Short task:
Below is a block of records; repeat all of them exactly.

[Records from a collection of figures]
::::::::::

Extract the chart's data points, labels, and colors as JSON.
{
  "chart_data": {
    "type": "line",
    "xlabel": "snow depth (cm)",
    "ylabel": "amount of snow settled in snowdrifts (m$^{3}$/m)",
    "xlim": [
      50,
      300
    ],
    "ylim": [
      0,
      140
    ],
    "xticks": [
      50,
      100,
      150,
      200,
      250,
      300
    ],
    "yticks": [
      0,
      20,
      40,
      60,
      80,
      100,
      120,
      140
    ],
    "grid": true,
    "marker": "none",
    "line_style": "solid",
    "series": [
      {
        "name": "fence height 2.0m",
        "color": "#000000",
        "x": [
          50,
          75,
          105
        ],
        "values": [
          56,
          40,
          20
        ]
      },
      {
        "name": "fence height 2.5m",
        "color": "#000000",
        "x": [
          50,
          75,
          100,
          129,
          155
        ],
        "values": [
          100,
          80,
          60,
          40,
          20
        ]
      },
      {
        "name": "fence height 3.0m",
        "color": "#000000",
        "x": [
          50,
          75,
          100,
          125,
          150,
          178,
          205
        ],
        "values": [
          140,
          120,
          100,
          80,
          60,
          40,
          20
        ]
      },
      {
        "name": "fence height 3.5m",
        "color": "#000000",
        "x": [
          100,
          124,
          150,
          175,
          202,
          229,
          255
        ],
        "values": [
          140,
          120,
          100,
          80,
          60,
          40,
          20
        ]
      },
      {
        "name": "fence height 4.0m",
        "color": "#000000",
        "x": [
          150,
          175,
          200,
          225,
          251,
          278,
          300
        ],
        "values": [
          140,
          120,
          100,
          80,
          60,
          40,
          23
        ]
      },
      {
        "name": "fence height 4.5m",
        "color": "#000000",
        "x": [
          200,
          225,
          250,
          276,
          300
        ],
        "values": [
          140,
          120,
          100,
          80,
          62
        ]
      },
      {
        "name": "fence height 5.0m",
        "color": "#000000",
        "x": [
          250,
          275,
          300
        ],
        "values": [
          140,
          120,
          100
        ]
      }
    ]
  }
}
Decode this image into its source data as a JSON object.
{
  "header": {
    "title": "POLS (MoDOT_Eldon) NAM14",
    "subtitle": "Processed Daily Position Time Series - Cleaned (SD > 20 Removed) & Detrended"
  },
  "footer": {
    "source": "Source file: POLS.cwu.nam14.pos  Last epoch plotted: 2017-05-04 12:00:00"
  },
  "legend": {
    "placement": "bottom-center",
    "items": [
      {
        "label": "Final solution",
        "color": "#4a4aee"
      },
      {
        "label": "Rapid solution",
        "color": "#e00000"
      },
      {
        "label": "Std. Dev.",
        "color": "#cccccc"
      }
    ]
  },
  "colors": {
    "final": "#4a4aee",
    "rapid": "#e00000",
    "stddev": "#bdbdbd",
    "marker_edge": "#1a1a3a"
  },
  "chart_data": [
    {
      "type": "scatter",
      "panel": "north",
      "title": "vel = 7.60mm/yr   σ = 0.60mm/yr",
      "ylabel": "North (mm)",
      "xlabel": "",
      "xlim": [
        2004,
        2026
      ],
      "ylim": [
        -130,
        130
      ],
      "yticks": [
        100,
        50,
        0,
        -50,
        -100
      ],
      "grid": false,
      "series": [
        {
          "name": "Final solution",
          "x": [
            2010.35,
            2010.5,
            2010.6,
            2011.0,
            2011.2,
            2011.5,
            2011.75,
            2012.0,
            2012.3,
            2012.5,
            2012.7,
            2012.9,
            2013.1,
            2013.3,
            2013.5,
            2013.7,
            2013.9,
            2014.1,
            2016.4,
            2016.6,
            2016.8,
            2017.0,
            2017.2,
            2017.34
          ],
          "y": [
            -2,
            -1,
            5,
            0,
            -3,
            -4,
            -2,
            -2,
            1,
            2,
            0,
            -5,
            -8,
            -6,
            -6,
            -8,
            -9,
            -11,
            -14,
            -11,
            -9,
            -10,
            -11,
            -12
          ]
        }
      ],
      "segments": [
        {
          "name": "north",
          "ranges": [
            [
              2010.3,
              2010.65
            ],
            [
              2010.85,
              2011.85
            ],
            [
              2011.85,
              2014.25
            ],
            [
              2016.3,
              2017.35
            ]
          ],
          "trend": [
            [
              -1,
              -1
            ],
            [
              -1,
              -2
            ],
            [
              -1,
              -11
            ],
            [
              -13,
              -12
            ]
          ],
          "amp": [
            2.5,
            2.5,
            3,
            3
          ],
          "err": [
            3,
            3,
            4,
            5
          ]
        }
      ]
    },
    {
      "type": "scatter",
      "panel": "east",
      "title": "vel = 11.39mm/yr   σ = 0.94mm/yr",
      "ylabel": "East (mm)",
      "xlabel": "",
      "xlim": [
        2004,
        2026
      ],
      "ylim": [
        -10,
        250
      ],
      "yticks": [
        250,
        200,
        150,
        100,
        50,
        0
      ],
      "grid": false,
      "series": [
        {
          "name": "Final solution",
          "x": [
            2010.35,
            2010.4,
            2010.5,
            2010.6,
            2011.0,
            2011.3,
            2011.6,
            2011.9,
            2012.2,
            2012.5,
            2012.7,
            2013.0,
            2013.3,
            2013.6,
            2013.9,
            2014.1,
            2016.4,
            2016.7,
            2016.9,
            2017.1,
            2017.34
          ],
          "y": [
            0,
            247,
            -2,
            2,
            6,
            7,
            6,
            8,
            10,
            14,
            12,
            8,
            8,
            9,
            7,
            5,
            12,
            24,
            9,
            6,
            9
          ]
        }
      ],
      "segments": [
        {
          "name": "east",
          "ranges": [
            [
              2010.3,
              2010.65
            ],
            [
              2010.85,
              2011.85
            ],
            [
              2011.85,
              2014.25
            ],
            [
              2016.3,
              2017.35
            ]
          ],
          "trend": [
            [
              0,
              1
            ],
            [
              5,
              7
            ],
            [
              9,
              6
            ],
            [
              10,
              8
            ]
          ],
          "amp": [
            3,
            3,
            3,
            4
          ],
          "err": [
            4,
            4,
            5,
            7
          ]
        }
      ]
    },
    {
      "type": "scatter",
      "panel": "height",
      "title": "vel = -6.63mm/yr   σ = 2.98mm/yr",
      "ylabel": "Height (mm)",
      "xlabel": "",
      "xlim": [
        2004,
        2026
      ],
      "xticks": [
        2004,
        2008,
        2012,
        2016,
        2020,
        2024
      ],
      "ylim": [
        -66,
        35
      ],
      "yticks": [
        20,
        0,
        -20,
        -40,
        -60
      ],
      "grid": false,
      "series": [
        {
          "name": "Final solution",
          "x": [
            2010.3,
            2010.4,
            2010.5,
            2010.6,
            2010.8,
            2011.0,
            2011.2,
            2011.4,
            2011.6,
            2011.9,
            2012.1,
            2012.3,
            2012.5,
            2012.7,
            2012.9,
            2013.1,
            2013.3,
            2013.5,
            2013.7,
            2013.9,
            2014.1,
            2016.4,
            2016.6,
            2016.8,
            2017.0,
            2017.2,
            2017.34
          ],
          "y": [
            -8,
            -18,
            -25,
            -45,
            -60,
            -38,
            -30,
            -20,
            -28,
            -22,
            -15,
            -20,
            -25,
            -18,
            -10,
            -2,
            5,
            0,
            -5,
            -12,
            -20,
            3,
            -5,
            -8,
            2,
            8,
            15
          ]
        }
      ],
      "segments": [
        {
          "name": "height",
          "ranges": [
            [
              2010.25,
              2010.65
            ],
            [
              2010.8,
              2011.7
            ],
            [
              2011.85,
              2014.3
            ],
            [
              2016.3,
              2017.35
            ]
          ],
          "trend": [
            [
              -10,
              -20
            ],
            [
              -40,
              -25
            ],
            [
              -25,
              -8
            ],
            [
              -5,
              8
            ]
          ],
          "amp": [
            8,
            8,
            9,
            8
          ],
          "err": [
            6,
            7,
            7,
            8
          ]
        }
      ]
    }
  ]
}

::::::::::

Reply:
Extract the chart's data points, labels, and colors as JSON.
{
  "chart_data": {
    "type": "line",
    "xlabel": "snow depth (cm)",
    "ylabel": "amount of snow settled in snowdrifts (m$^{3}$/m)",
    "xlim": [
      50,
      300
    ],
    "ylim": [
      0,
      140
    ],
    "xticks": [
      50,
      100,
      150,
      200,
      250,
      300
    ],
    "yticks": [
      0,
      20,
      40,
      60,
      80,
      100,
      120,
      140
    ],
    "grid": true,
    "marker": "none",
    "line_style": "solid",
    "series": [
      {
        "name": "fence height 2.0m",
        "color": "#000000",
        "x": [
          50,
          75,
          105
        ],
        "values": [
          56,
          40,
          20
        ]
      },
      {
        "name": "fence height 2.5m",
        "color": "#000000",
        "x": [
          50,
          75,
          100,
          129,
          155
        ],
        "values": [
          100,
          80,
          60,
          40,
          20
        ]
      },
      {
        "name": "fence height 3.0m",
        "color": "#000000",
        "x": [
          50,
          75,
          100,
          125,
          150,
          178,
          205
        ],
        "values": [
          140,
          120,
          100,
          80,
          60,
          40,
          20
        ]
      },
      {
        "name": "fence height 3.5m",
        "color": "#000000",
        "x": [
          100,
          124,
          150,
          175,
          202,
          229,
          255
        ],
        "values": [
          140,
          120,
          100,
          80,
          60,
          40,
          20
        ]
      },
      {
        "name": "fence height 4.0m",
        "color": "#000000",
        "x": [
          150,
          175,
          200,
          225,
          251,
          278,
          300
        ],
        "values": [
          140,
          120,
          100,
          80,
          60,
          40,
          23
        ]
      },
      {
        "name": "fence height 4.5m",
        "color": "#000000",
        "x": [
          200,
          225,
          250,
          276,
          300
        ],
        "values": [
          140,
          120,
          100,
          80,
          62
        ]
      },
      {
        "name": "fence height 5.0m",
        "color": "#000000",
        "x": [
          250,
          275,
          300
        ],
        "values": [
          140,
          120,
          100
        ]
      }
    ]
  }
}
Decode this image into its source data as a JSON object.
{
  "header": {
    "title": "POLS (MoDOT_Eldon) NAM14",
    "subtitle": "Processed Daily Position Time Series - Cleaned (SD > 20 Removed) & Detrended"
  },
  "footer": {
    "source": "Source file: POLS.cwu.nam14.pos  Last epoch plotted: 2017-05-04 12:00:00"
  },
  "legend": {
    "placement": "bottom-center",
    "items": [
      {
        "label": "Final solution",
        "color": "#4a4aee"
      },
      {
        "label": "Rapid solution",
        "color": "#e00000"
      },
      {
        "label": "Std. Dev.",
        "color": "#cccccc"
      }
    ]
  },
  "colors": {
    "final": "#4a4aee",
    "rapid": "#e00000",
    "stddev": "#bdbdbd",
    "marker_edge": "#1a1a3a"
  },
  "chart_data": [
    {
      "type": "scatter",
      "panel": "north",
      "title": "vel = 7.60mm/yr   σ = 0.60mm/yr",
      "ylabel": "North (mm)",
      "xlabel": "",
      "xlim": [
        2004,
        2026
      ],
      "ylim": [
        -130,
        130
      ],
      "yticks": [
        100,
        50,
        0,
        -50,
        -100
      ],
      "grid": false,
      "series": [
        {
          "name": "Final solution",
          "x": [
            2010.35,
            2010.5,
            2010.6,
            2011.0,
            2011.2,
            2011.5,
            2011.75,
            2012.0,
            2012.3,
            2012.5,
            2012.7,
            2012.9,
            2013.1,
            2013.3,
            2013.5,
            2013.7,
            2013.9,
            2014.1,
            2016.4,
            2016.6,
            2016.8,
            2017.0,
            2017.2,
            2017.34
          ],
          "y": [
            -2,
            -1,
            5,
            0,
            -3,
            -4,
            -2,
            -2,
            1,
            2,
            0,
            -5,
            -8,
            -6,
            -6,
            -8,
            -9,
            -11,
            -14,
            -11,
            -9,
            -10,
            -11,
            -12
          ]
        }
      ],
      "segments": [
        {
          "name": "north",
          "ranges": [
            [
              2010.3,
              2010.65
            ],
            [
              2010.85,
              2011.85
            ],
            [
              2011.85,
              2014.25
            ],
            [
              2016.3,
              2017.35
            ]
          ],
          "trend": [
            [
              -1,
              -1
            ],
            [
              -1,
              -2
            ],
            [
              -1,
              -11
            ],
            [
              -13,
              -12
            ]
          ],
          "amp": [
            2.5,
            2.5,
            3,
            3
          ],
          "err": [
            3,
            3,
            4,
            5
          ]
        }
      ]
    },
    {
      "type": "scatter",
      "panel": "east",
      "title": "vel = 11.39mm/yr   σ = 0.94mm/yr",
      "ylabel": "East (mm)",
      "xlabel": "",
      "xlim": [
        2004,
        2026
      ],
      "ylim": [
        -10,
        250
      ],
      "yticks": [
        250,
        200,
        150,
        100,
        50,
        0
      ],
      "grid": false,
      "series": [
        {
          "name": "Final solution",
          "x": [
            2010.35,
            2010.4,
            2010.5,
            2010.6,
            2011.0,
            2011.3,
            2011.6,
            2011.9,
            2012.2,
            2012.5,
            2012.7,
            2013.0,
            2013.3,
            2013.6,
            2013.9,
            2014.1,
            2016.4,
            2016.7,
            2016.9,
            2017.1,
            2017.34
          ],
          "y": [
            0,
            247,
            -2,
            2,
            6,
            7,
            6,
            8,
            10,
            14,
            12,
            8,
            8,
            9,
            7,
            5,
            12,
            24,
            9,
            6,
            9
          ]
        }
      ],
      "segments": [
        {
          "name": "east",
          "ranges": [
            [
              2010.3,
              2010.65
            ],
            [
              2010.85,
              2011.85
            ],
            [
              2011.85,
              2014.25
            ],
            [
              2016.3,
              2017.35
            ]
          ],
          "trend": [
            [
              0,
              1
            ],
            [
              5,
              7
            ],
            [
              9,
              6
            ],
            [
              10,
              8
            ]
          ],
          "amp": [
            3,
            3,
            3,
            4
          ],
          "err": [
            4,
            4,
            5,
            7
          ]
        }
      ]
    },
    {
      "type": "scatter",
      "panel": "height",
      "title": "vel = -6.63mm/yr   σ = 2.98mm/yr",
      "ylabel": "Height (mm)",
      "xlabel": "",
      "xlim": [
        2004,
        2026
      ],
      "xticks": [
        2004,
        2008,
        2012,
        2016,
        2020,
        2024
      ],
      "ylim": [
        -66,
        35
      ],
      "yticks": [
        20,
        0,
        -20,
        -40,
        -60
      ],
      "grid": false,
      "series": [
        {
          "name": "Final solution",
          "x": [
            2010.3,
            2010.4,
            2010.5,
            2010.6,
            2010.8,
            2011.0,
            2011.2,
            2011.4,
            2011.6,
            2011.9,
            2012.1,
            2012.3,
            2012.5,
            2012.7,
            2012.9,
            2013.1,
            2013.3,
            2013.5,
            2013.7,
            2013.9,
            2014.1,
            2016.4,
            2016.6,
            2016.8,
            2017.0,
            2017.2,
            2017.34
          ],
          "y": [
            -8,
            -18,
            -25,
            -45,
            -60,
            -38,
            -30,
            -20,
            -28,
            -22,
            -15,
            -20,
            -25,
            -18,
            -10,
            -2,
            5,
            0,
            -5,
            -12,
            -20,
            3,
            -5,
            -8,
            2,
            8,
            15
          ]
        }
      ],
      "segments": [
        {
          "name": "height",
          "ranges": [
            [
              2010.25,
              2010.65
            ],
            [
              2010.8,
              2011.7
            ],
            [
              2011.85,
              2014.3
            ],
            [
              2016.3,
              2017.35
            ]
          ],
          "trend": [
            [
              -10,
              -20
            ],
            [
              -40,
              -25
            ],
            [
              -25,
              -8
            ],
            [
              -5,
              8
            ]
          ],
          "amp": [
            8,
            8,
            9,
            8
          ],
          "err": [
            6,
            7,
            7,
            8
          ]
        }
      ]
    }
  ]
}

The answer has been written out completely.